**Given passage:**
★ ★ ★ ★

Sunday, January 15, 2012

#17 The Graduate (1967)


Plot summary (with spoilers): Benjamin's on a plane. He arrives at the airport, greets his parents. They drive him home. He's numb, used up, uncertain, doesn't know what's coming next in life at all. He just graduated college. His old parents invite all their old friends to come to his graduation party. They crowd him and push their faces in his face and smile and blabber and say nothing, loudly, in his ear, nonstop, all teeth and hair and meaningless platitudes. He can barely stand it. He escapes to his room. There's a knock at the door. It's his father's business partner's wife, Mrs. Robinson. She smokes a cigarette. He just wants her to leave. She says she's drunk, asks him to drive her home. He does, to get rid of her. She asks him to walk her to the front door, just so she can be safe until she turns the lights on. He does. She asks him to walk her down the hall, to make doubly sure all the lights work. He does. She asks if he wants a drink. He does not. She pours him a Bourbon from a big weird wooden brown bottle marked "BOURBON" on the side in white cursive. He takes the glass. She asks him personal questions. Asks him if he's seeing anybody. He declares that she's trying to seduce him. She laughs and denies it. He apologizes, wants to go. She won't let him go. She asks him upstairs. She asks him to help her unzip. She traps him in her daughter's old room and corners him, naked. He sees a flash of boob, of hip, he can't breathe, he can't get out.
Mr. Robinson drives up the driveway. Benjamin races downstairs, pours himself another Bourbon. Mr. Robinson greets him without suspicion, and thanks him for driving his wife home from the party. He makes Benjamin promise he'll take out Elaine Robinson sometime once she gets home from college, too.
Benjamin Braddock is 21, single, depressed, lives with his parents, and is still 30+ years away from decent internet porn. He calls Mrs. Robinson and asks her to meet him at a hotel.
There's some hilarious hotel clerk-related shenanigans as a nervous Benjamin procures a room for the sexing, but finally he and Mrs. Robinson are ready to hit the sheets. He kisses her nervously and self-consciously and stalls and stammers and blah de blah until finally she taunts him and accuses him of being "inadequate", so he ravages her to prove her wrong. (Note to real life women: this will not work).
They begin an affair that lasts several months. No conversation, no dinners, no dates, just hotels and sex. But Benjamin's still adrift and unsatisfied and wants something more. He begs Mrs. Robinson to talk to him, to have a conversation with him, but she's reluctant and difficult. Meanwhile, his parents relay the message that the Robinson's daughter Elaine is coming home from school soon for a few weeks, and they're insisting he take her out. Mrs. Robinson forbids it, but Benjamin goes along with it when he learns that his parents will arrange a dinner party with the six of them if he doesn't.

★ ★ ★ ★

**Extracted data:**
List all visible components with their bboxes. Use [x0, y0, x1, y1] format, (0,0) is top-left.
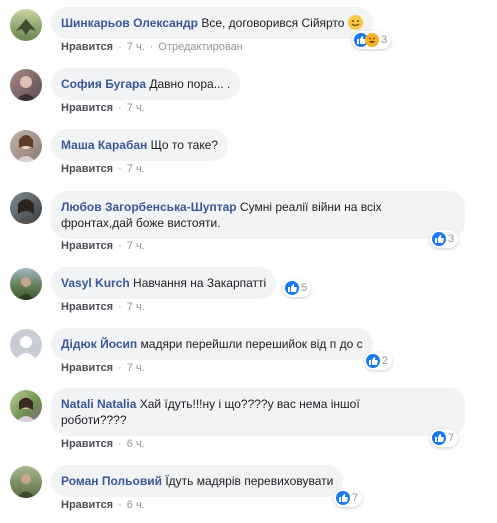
comment-time[interactable]: 7 ч. [127, 301, 145, 313]
comment-bubble: Дідюк Йосип мадяри перейшли перешийок ві… [51, 328, 373, 360]
avatar-image [16, 19, 36, 35]
avatar[interactable] [10, 9, 42, 41]
avatar-image [18, 277, 34, 300]
comment-author[interactable]: Маша Карабан [61, 138, 147, 152]
avatar[interactable] [10, 329, 42, 361]
avatar[interactable] [10, 390, 42, 422]
comment-bubble: Роман Польовий Їдуть мадярів перевиховув… [51, 465, 344, 497]
like-button[interactable]: Нравится [61, 362, 113, 374]
comment-time[interactable]: 6 ч. [127, 499, 145, 511]
comment-actions: Нравится · 7 ч. [61, 301, 145, 313]
comment-actions: Нравится · 7 ч. · Отредактирован [61, 41, 243, 53]
comment-author[interactable]: Vasyl Kurch [61, 276, 130, 290]
comment-text-line2: фронтах,дай боже вистояти. [61, 216, 221, 230]
comment-actions: Нравится · 7 ч. [61, 163, 145, 175]
comment-actions: Нравится · 6 ч. [61, 499, 145, 511]
like-button[interactable]: Нравится [61, 41, 113, 53]
avatar[interactable] [10, 466, 42, 498]
reaction-count[interactable]: 2 [364, 352, 393, 370]
avatar-image [16, 135, 36, 162]
comment-bubble: Маша Карабан Що то таке? [51, 129, 229, 161]
like-reaction-icon [432, 431, 446, 445]
comment-actions: Нравится · 7 ч. [61, 240, 145, 252]
like-button[interactable]: Нравится [61, 499, 113, 511]
avatar[interactable] [10, 268, 42, 300]
comment-text-line2: роботи???? [61, 413, 127, 427]
avatar-image [17, 474, 35, 498]
comment-author[interactable]: Natali Natalia [61, 397, 136, 411]
like-button[interactable]: Нравится [61, 301, 113, 313]
like-reaction-icon [432, 232, 446, 246]
avatar[interactable] [10, 69, 42, 101]
comment-time[interactable]: 7 ч. [127, 163, 145, 175]
comment-text: Хай їдуть!!!ну і що????у вас нема іншої [139, 397, 360, 411]
comment-bubble: София Бугара Давно пора... . [51, 68, 241, 100]
comment-time[interactable]: 7 ч. [127, 41, 145, 53]
comment-text: Давно пора... . [149, 77, 231, 91]
comment-actions: Нравится · 6 ч. [61, 438, 145, 450]
comment-text: Все, договорився Сійярто [201, 16, 345, 30]
avatar[interactable] [10, 192, 42, 224]
reaction-count-value: 7 [448, 432, 455, 444]
reaction-count[interactable]: 3 [352, 31, 392, 49]
like-button[interactable]: Нравится [61, 240, 113, 252]
reaction-count[interactable]: 7 [334, 489, 363, 507]
reaction-count[interactable]: 3 [430, 230, 459, 248]
reaction-count-value: 5 [301, 282, 308, 294]
comment-actions: Нравится · 7 ч. [61, 362, 145, 374]
like-reaction-icon [336, 491, 350, 505]
comment-text: Їдуть мадярів перевиховувати [165, 474, 334, 488]
comment-author[interactable]: Роман Польовий [61, 474, 162, 488]
reaction-count-value: 3 [381, 34, 388, 46]
haha-reaction-icon [365, 33, 379, 47]
comment-bubble: Любов Загорбенська-Шуптар Сумні реалії в… [51, 191, 465, 239]
comment-time[interactable]: 7 ч. [127, 240, 145, 252]
like-button[interactable]: Нравится [61, 102, 113, 114]
comment-author[interactable]: Дідюк Йосип [61, 337, 137, 351]
comment-time[interactable]: 6 ч. [127, 438, 145, 450]
like-reaction-icon [285, 281, 299, 295]
comment-bubble: Vasyl Kurch Навчання на Закарпатті [51, 267, 277, 299]
edited-label: Отредактирован [158, 41, 243, 53]
avatar-image [16, 76, 36, 101]
reaction-count[interactable]: 5 [283, 279, 312, 297]
comment-text: Навчання на Закарпатті [133, 276, 267, 290]
comment-text: мадяри перейшли перешийок від п до с [140, 337, 363, 351]
default-avatar-icon [15, 336, 37, 361]
reaction-count-value: 2 [382, 355, 389, 367]
avatar-image [16, 397, 36, 422]
comment-time[interactable]: 7 ч. [127, 102, 145, 114]
comment-author[interactable]: Любов Загорбенська-Шуптар [61, 200, 237, 214]
like-button[interactable]: Нравится [61, 163, 113, 175]
comment-time[interactable]: 7 ч. [127, 362, 145, 374]
reaction-count[interactable]: 7 [430, 429, 459, 447]
comment-text: Що то таке? [150, 138, 219, 152]
avatar-image [16, 199, 36, 224]
like-button[interactable]: Нравится [61, 438, 113, 450]
comment-bubble: Шинкарьов Олександр Все, договорився Сій… [51, 7, 373, 39]
reaction-count-value: 7 [352, 492, 359, 504]
comment-text: Сумні реалії війни на всіх [239, 200, 382, 214]
like-reaction-icon [366, 354, 380, 368]
comment-actions: Нравится · 7 ч. [61, 102, 145, 114]
comment-bubble: Natali Natalia Хай їдуть!!!ну і що????у … [51, 388, 465, 436]
comment-author[interactable]: Шинкарьов Олександр [61, 16, 198, 30]
reaction-count-value: 3 [448, 233, 455, 245]
smiley-emoji-icon [347, 15, 363, 30]
avatar[interactable] [10, 130, 42, 162]
comment-author[interactable]: София Бугара [61, 77, 146, 91]
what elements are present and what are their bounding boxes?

★ ★ ★ ★

**Required work:**
1. Answer the following questions using the plot summary of The Graduate:
(a) What drink does Mrs. Robinson pour for Benjamin at her house?
(b) How old is Benjamin Braddock?
(c) What does Mr. Robinson make Benjamin promise to do?
2. Write the next portion of the plot summary of The Graduate, picking up after its final sentence.

**The results:**
1.
(a) A Bourbon.
(b) He is 21.
(c) To take out Elaine Robinson sometime once she gets home from college.

2.
On the date, Benjamin's rude and dismissive of Elaine, and even takes her to a strip club. When the stripper twirls her tassels in Elaine's face, she begins to cry and Benjamin's heart melts. He apologizes profusely. They leave the club, he takes her for hot dogs and coke at the drive-in. They talk about their fears post-college, and about how weird old people are. He confesses that he tried to drive her away because he's having an affair with a married older women who she totally doesn't know.
Benjamin's in love. He tries to take her out again, but Mrs. Robinson confronts him. She insists they drive around the block and talk. The rain is coming down in buckets. She screams at Benjamin that he's forbidden from seeing her daughter again. She threatens to expose the affair if he disobeys. Benjamin parks the car and races to the house, drenched. Elaine answers the door and Benjamin starts babbling about the affair he mentioned earlier. Mrs. Robinson comes walking up behind them, scowling. Elaine gets it. She screams at Benjamin to leave. He does.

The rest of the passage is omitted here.